Would it be possible to write out each entry below exactly, without the pictures?

┌──

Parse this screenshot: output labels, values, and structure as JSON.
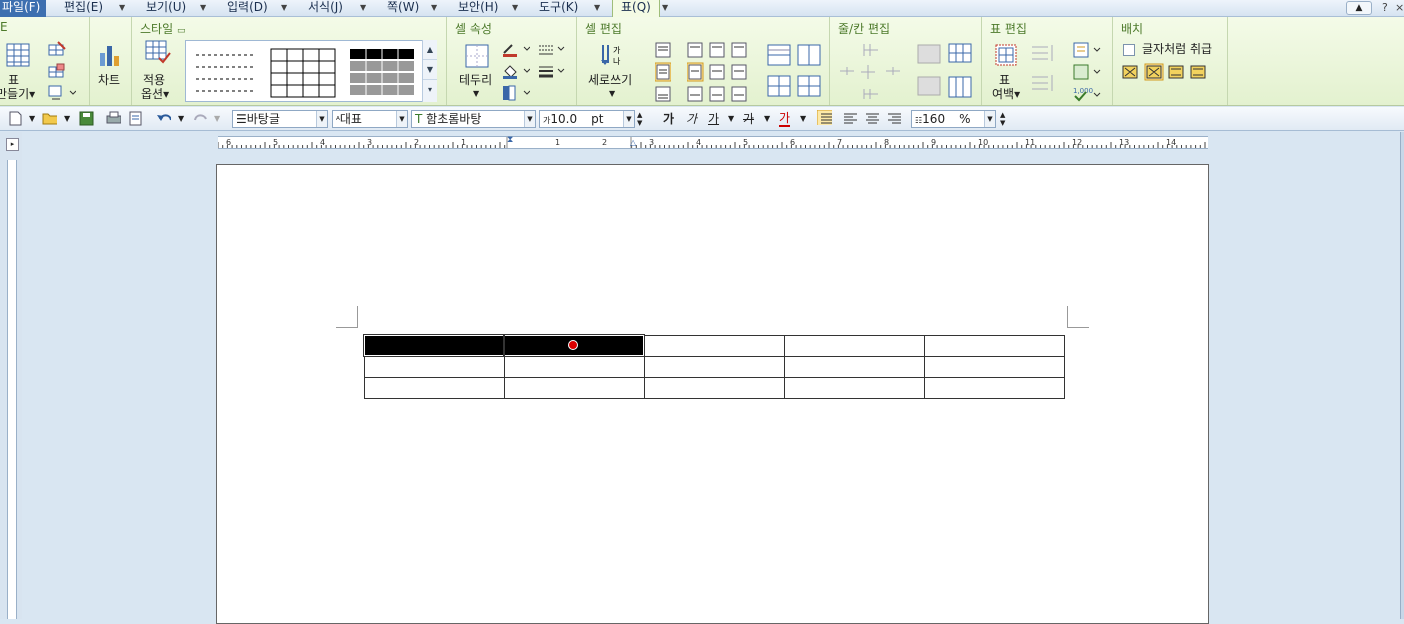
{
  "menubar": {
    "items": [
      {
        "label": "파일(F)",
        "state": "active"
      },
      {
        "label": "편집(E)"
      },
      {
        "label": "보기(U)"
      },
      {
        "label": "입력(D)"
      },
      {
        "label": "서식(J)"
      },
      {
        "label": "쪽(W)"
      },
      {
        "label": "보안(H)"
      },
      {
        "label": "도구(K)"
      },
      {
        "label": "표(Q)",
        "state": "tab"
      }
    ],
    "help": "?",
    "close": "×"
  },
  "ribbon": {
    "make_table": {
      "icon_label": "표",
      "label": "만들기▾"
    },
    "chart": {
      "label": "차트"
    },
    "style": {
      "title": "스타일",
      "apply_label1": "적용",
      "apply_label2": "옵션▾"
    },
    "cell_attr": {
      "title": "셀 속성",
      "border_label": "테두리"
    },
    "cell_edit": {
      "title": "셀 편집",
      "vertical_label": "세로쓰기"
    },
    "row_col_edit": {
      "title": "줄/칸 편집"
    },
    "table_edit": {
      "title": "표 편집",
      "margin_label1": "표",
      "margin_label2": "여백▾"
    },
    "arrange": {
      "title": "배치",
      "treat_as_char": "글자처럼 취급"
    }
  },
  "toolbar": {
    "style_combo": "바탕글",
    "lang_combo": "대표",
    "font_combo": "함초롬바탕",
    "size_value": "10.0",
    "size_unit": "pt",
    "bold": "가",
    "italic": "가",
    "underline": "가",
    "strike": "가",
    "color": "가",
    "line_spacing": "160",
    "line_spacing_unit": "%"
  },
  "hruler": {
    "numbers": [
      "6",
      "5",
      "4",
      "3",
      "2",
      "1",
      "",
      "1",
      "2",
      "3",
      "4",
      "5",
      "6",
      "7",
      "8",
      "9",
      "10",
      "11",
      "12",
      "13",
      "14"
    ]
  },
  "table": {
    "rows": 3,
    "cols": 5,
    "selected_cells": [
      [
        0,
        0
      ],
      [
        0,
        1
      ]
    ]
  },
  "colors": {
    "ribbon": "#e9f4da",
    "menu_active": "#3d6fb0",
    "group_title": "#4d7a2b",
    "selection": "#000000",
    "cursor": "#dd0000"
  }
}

└──

== Output of the task ==
Parse this screenshot: output labels, values, and structure as JSON.
{
  "menubar": {
    "items": [
      {
        "label": "파일(F)",
        "state": "active"
      },
      {
        "label": "편집(E)"
      },
      {
        "label": "보기(U)"
      },
      {
        "label": "입력(D)"
      },
      {
        "label": "서식(J)"
      },
      {
        "label": "쪽(W)"
      },
      {
        "label": "보안(H)"
      },
      {
        "label": "도구(K)"
      },
      {
        "label": "표(Q)",
        "state": "tab"
      }
    ],
    "help": "?",
    "close": "×"
  },
  "ribbon": {
    "make_table": {
      "icon_label": "표",
      "label": "만들기▾"
    },
    "chart": {
      "label": "차트"
    },
    "style": {
      "title": "스타일",
      "apply_label1": "적용",
      "apply_label2": "옵션▾"
    },
    "cell_attr": {
      "title": "셀 속성",
      "border_label": "테두리"
    },
    "cell_edit": {
      "title": "셀 편집",
      "vertical_label": "세로쓰기"
    },
    "row_col_edit": {
      "title": "줄/칸 편집"
    },
    "table_edit": {
      "title": "표 편집",
      "margin_label1": "표",
      "margin_label2": "여백▾"
    },
    "arrange": {
      "title": "배치",
      "treat_as_char": "글자처럼 취급"
    }
  },
  "toolbar": {
    "style_combo": "바탕글",
    "lang_combo": "대표",
    "font_combo": "함초롬바탕",
    "size_value": "10.0",
    "size_unit": "pt",
    "bold": "가",
    "italic": "가",
    "underline": "가",
    "strike": "가",
    "color": "가",
    "line_spacing": "160",
    "line_spacing_unit": "%"
  },
  "hruler": {
    "numbers": [
      "6",
      "5",
      "4",
      "3",
      "2",
      "1",
      "",
      "1",
      "2",
      "3",
      "4",
      "5",
      "6",
      "7",
      "8",
      "9",
      "10",
      "11",
      "12",
      "13",
      "14"
    ]
  },
  "table": {
    "rows": 3,
    "cols": 5,
    "selected_cells": [
      [
        0,
        0
      ],
      [
        0,
        1
      ]
    ]
  },
  "colors": {
    "ribbon": "#e9f4da",
    "menu_active": "#3d6fb0",
    "group_title": "#4d7a2b",
    "selection": "#000000",
    "cursor": "#dd0000"
  }
}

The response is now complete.